■ Your objective
Make an exact copy of all the entries below, with the pictures left out.

──────── Given data

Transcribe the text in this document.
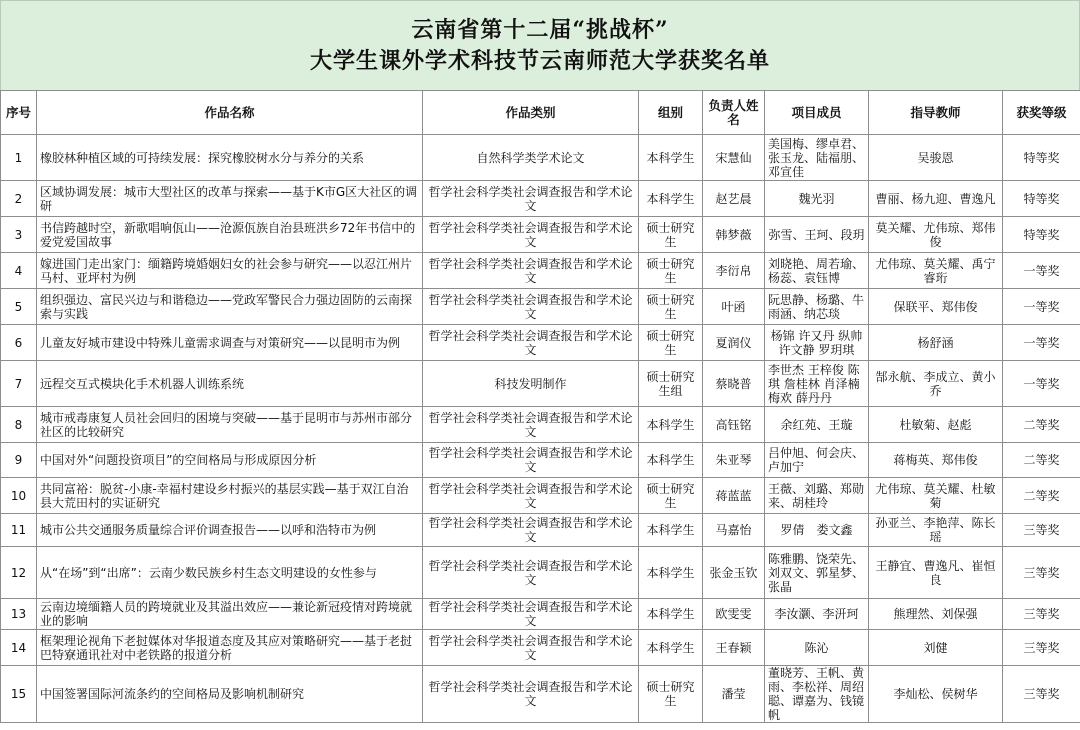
云南省第十二届“挑战杯”
大学生课外学术科技节云南师范大学获奖名单
序号	作品名称	作品类别	组别	负责人姓名	项目成员	指导教师	获奖等级
1	橡胶林种植区域的可持续发展：探究橡胶树水分与养分的关系	自然科学类学术论文	本科学生	宋慧仙	美国梅、缪卓君、张玉龙、陆福朋、邓宣佳	吴骏恩	特等奖
2	区域协调发展：城市大型社区的改革与探索——基于K市G区大社区的调研	哲学社会科学类社会调查报告和学术论文	本科学生	赵艺晨	魏光羽	曹丽、杨九迎、曹逸凡	特等奖
3	书信跨越时空，新歌唱响佤山——沧源佤族自治县班洪乡72年书信中的爱党爱国故事	哲学社会科学类社会调查报告和学术论文	硕士研究生	韩梦薇	弥雪、王珂、段玥	莫关耀、尤伟琼、郑伟俊	特等奖
4	嫁进国门走出家门：缅籍跨境婚姻妇女的社会参与研究——以忍江州片马村、亚坪村为例	哲学社会科学类社会调查报告和学术论文	硕士研究生	李衍帛	刘晓艳、周若瑜、杨蕊、袁钰博	尤伟琼、莫关耀、禹宁睿珩	一等奖
5	组织强边、富民兴边与和谐稳边——党政军警民合力强边固防的云南探索与实践	哲学社会科学类社会调查报告和学术论文	硕士研究生	叶函	阮思静、杨璐、牛雨涵、纳芯琰	保联平、郑伟俊	一等奖
6	儿童友好城市建设中特殊儿童需求调查与对策研究——以昆明市为例	哲学社会科学类社会调查报告和学术论文	硕士研究生	夏润仪	杨锦 许又丹 纵帅 许文静 罗玥琪	杨舒涵	一等奖
7	远程交互式模块化手术机器人训练系统	科技发明制作	硕士研究生组	蔡晓普	李世杰 王梓俊 陈琪 詹桂林 肖泽楠 梅欢 薛丹丹	郜永航、李成立、黄小乔	一等奖
8	城市戒毒康复人员社会回归的困境与突破——基于昆明市与苏州市部分社区的比较研究	哲学社会科学类社会调查报告和学术论文	本科学生	高钰铭	余红苑、王璇	杜敏菊、赵彪	二等奖
9	中国对外“问题投资项目”的空间格局与形成原因分析	哲学社会科学类社会调查报告和学术论文	本科学生	朱亚琴	吕仲旭、何会庆、卢加宁	蒋梅英、郑伟俊	二等奖
10	共同富裕：脱贫-小康-幸福村建设乡村振兴的基层实践—基于双江自治县大荒田村的实证研究	哲学社会科学类社会调查报告和学术论文	硕士研究生	蒋蓝蓝	王薇、刘璐、郑勋来、胡桂玲	尤伟琼、莫关耀、杜敏菊	二等奖
11	城市公共交通服务质量综合评价调查报告——以呼和浩特市为例	哲学社会科学类社会调查报告和学术论文	本科学生	马嘉怡	罗倩　娄文鑫	孙亚兰、李艳萍、陈长瑶	三等奖
12	从“在场”到“出席”：云南少数民族乡村生态文明建设的女性参与	哲学社会科学类社会调查报告和学术论文	本科学生	张金玉钦	陈雅鹏、饶荣先、刘双文、郭星梦、张晶	王静宜、曹逸凡、崔恒良	三等奖
13	云南边境缅籍人员的跨境就业及其溢出效应——兼论新冠疫情对跨境就业的影响	哲学社会科学类社会调查报告和学术论文	本科学生	欧雯雯	李汝灏、李汧珂	熊理然、刘保强	三等奖
14	框架理论视角下老挝媒体对华报道态度及其应对策略研究——基于老挝巴特寮通讯社对中老铁路的报道分析	哲学社会科学类社会调查报告和学术论文	本科学生	王春颖	陈沁	刘健	三等奖
15	中国签署国际河流条约的空间格局及影响机制研究	哲学社会科学类社会调查报告和学术论文	硕士研究生	潘莹	董晓芳、王帆、黄雨、李松祥、周绍聪、谭嘉为、钱镜帆	李灿松、侯树华	三等奖
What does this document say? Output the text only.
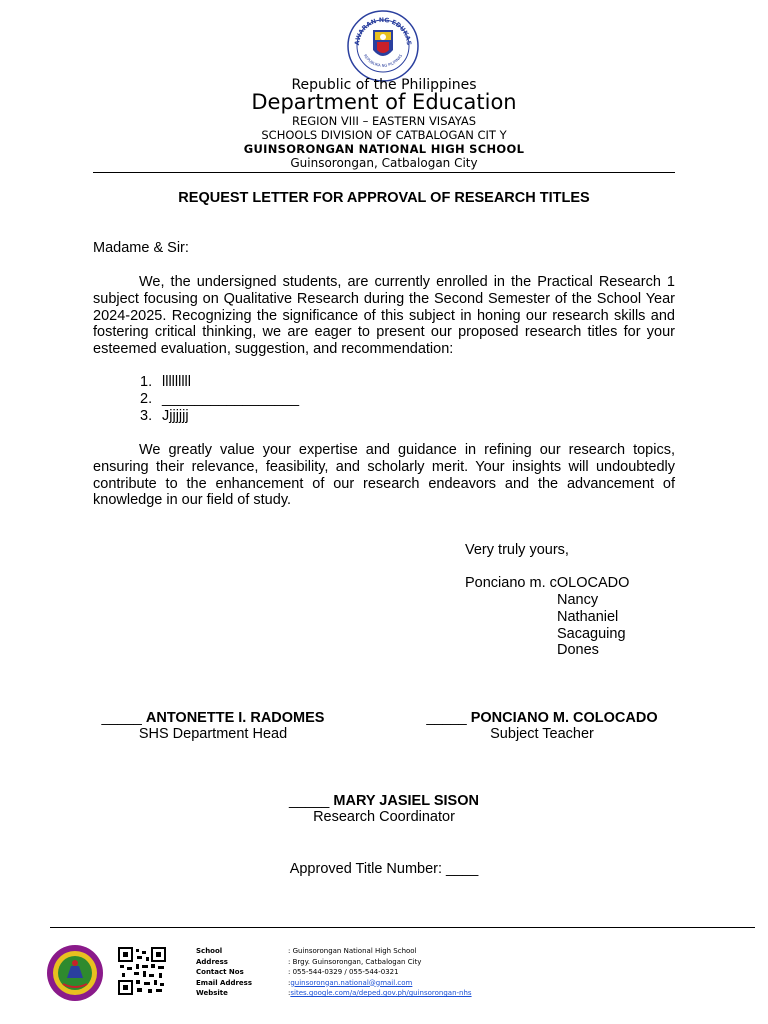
AWARAN NG EDUKAS
REPUBLIKA NG PILIPINAS
Republic of the Philippines
Department of Education
REGION VIII – EASTERN VISAYAS
SCHOOLS DIVISION OF CATBALOGAN CIT Y
GUINSORONGAN NATIONAL HIGH SCHOOL
Guinsorongan, Catbalogan City
REQUEST LETTER FOR APPROVAL OF RESEARCH TITLES
Madame & Sir:
We, the undersigned students, are currently enrolled in the Practical Research 1 subject focusing on Qualitative Research during the Second Semester of the School Year 2024-2025. Recognizing the significance of this subject in honing our research skills and fostering critical thinking, we are eager to present our proposed research titles for your esteemed evaluation, suggestion, and recommendation:
1. lllllllll
2. _________________
3. Jjjjjjj
We greatly value your expertise and guidance in refining our research topics, ensuring their relevance, feasibility, and scholarly merit. Your insights will undoubtedly contribute to the enhancement of our research endeavors and the advancement of knowledge in our field of study.
Very truly yours,
Ponciano m. cOLOCADO
Nancy
Nathaniel
Sacaguing
Dones
_____ ANTONETTE I. RADOMES
SHS Department Head
_____ PONCIANO M. COLOCADO
Subject Teacher
_____ MARY JASIEL SISON
Research Coordinator
Approved Title Number: ____
School	: Guinsorongan National High School
Address	: Brgy. Guinsorongan, Catbalogan City
Contact Nos	: 055-544-0329 / 055-544-0321
Email Address	: guinsorongan.national@gmail.com
Website	: sites.google.com/a/deped.gov.ph/guinsorongan-nhs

────────────────

■ Correct result
Transcribe the text in this document.
云南省第十二届“挑战杯”
大学生课外学术科技节云南师范大学获奖名单
序号	作品名称	作品类别	组别	负责人姓名	项目成员	指导教师	获奖等级
1	橡胶林种植区域的可持续发展：探究橡胶树水分与养分的关系	自然科学类学术论文	本科学生	宋慧仙	美国梅、缪卓君、张玉龙、陆福朋、邓宣佳	吴骏恩	特等奖
2	区域协调发展：城市大型社区的改革与探索——基于K市G区大社区的调研	哲学社会科学类社会调查报告和学术论文	本科学生	赵艺晨	魏光羽	曹丽、杨九迎、曹逸凡	特等奖
3	书信跨越时空，新歌唱响佤山——沧源佤族自治县班洪乡72年书信中的爱党爱国故事	哲学社会科学类社会调查报告和学术论文	硕士研究生	韩梦薇	弥雪、王珂、段玥	莫关耀、尤伟琼、郑伟俊	特等奖
4	嫁进国门走出家门：缅籍跨境婚姻妇女的社会参与研究——以忍江州片马村、亚坪村为例	哲学社会科学类社会调查报告和学术论文	硕士研究生	李衍帛	刘晓艳、周若瑜、杨蕊、袁钰博	尤伟琼、莫关耀、禹宁睿珩	一等奖
5	组织强边、富民兴边与和谐稳边——党政军警民合力强边固防的云南探索与实践	哲学社会科学类社会调查报告和学术论文	硕士研究生	叶函	阮思静、杨璐、牛雨涵、纳芯琰	保联平、郑伟俊	一等奖
6	儿童友好城市建设中特殊儿童需求调查与对策研究——以昆明市为例	哲学社会科学类社会调查报告和学术论文	硕士研究生	夏润仪	杨锦 许又丹 纵帅 许文静 罗玥琪	杨舒涵	一等奖
7	远程交互式模块化手术机器人训练系统	科技发明制作	硕士研究生组	蔡晓普	李世杰 王梓俊 陈琪 詹桂林 肖泽楠 梅欢 薛丹丹	郜永航、李成立、黄小乔	一等奖
8	城市戒毒康复人员社会回归的困境与突破——基于昆明市与苏州市部分社区的比较研究	哲学社会科学类社会调查报告和学术论文	本科学生	高钰铭	余红苑、王璇	杜敏菊、赵彪	二等奖
9	中国对外“问题投资项目”的空间格局与形成原因分析	哲学社会科学类社会调查报告和学术论文	本科学生	朱亚琴	吕仲旭、何会庆、卢加宁	蒋梅英、郑伟俊	二等奖
10	共同富裕：脱贫-小康-幸福村建设乡村振兴的基层实践—基于双江自治县大荒田村的实证研究	哲学社会科学类社会调查报告和学术论文	硕士研究生	蒋蓝蓝	王薇、刘璐、郑勋来、胡桂玲	尤伟琼、莫关耀、杜敏菊	二等奖
11	城市公共交通服务质量综合评价调查报告——以呼和浩特市为例	哲学社会科学类社会调查报告和学术论文	本科学生	马嘉怡	罗倩　娄文鑫	孙亚兰、李艳萍、陈长瑶	三等奖
12	从“在场”到“出席”：云南少数民族乡村生态文明建设的女性参与	哲学社会科学类社会调查报告和学术论文	本科学生	张金玉钦	陈雅鹏、饶荣先、刘双文、郭星梦、张晶	王静宜、曹逸凡、崔恒良	三等奖
13	云南边境缅籍人员的跨境就业及其溢出效应——兼论新冠疫情对跨境就业的影响	哲学社会科学类社会调查报告和学术论文	本科学生	欧雯雯	李汝灏、李汧珂	熊理然、刘保强	三等奖
14	框架理论视角下老挝媒体对华报道态度及其应对策略研究——基于老挝巴特寮通讯社对中老铁路的报道分析	哲学社会科学类社会调查报告和学术论文	本科学生	王春颖	陈沁	刘健	三等奖
15	中国签署国际河流条约的空间格局及影响机制研究	哲学社会科学类社会调查报告和学术论文	硕士研究生	潘莹	董晓芳、王帆、黄雨、李松祥、周绍聪、谭嘉为、钱镜帆	李灿松、侯树华	三等奖
What does this document say? Output the text only.
AWARAN NG EDUKAS
REPUBLIKA NG PILIPINAS
Republic of the Philippines
Department of Education
REGION VIII – EASTERN VISAYAS
SCHOOLS DIVISION OF CATBALOGAN CIT Y
GUINSORONGAN NATIONAL HIGH SCHOOL
Guinsorongan, Catbalogan City
REQUEST LETTER FOR APPROVAL OF RESEARCH TITLES
Madame & Sir:
We, the undersigned students, are currently enrolled in the Practical Research 1 subject focusing on Qualitative Research during the Second Semester of the School Year 2024-2025. Recognizing the significance of this subject in honing our research skills and fostering critical thinking, we are eager to present our proposed research titles for your esteemed evaluation, suggestion, and recommendation:
1. lllllllll
2. _________________
3. Jjjjjjj
We greatly value your expertise and guidance in refining our research topics, ensuring their relevance, feasibility, and scholarly merit. Your insights will undoubtedly contribute to the enhancement of our research endeavors and the advancement of knowledge in our field of study.
Very truly yours,
Ponciano m. cOLOCADO
Nancy
Nathaniel
Sacaguing
Dones
_____ ANTONETTE I. RADOMES
SHS Department Head
_____ PONCIANO M. COLOCADO
Subject Teacher
_____ MARY JASIEL SISON
Research Coordinator
Approved Title Number: ____
School	: Guinsorongan National High School
Address	: Brgy. Guinsorongan, Catbalogan City
Contact Nos	: 055-544-0329 / 055-544-0321
Email Address	: guinsorongan.national@gmail.com
Website	: sites.google.com/a/deped.gov.ph/guinsorongan-nhs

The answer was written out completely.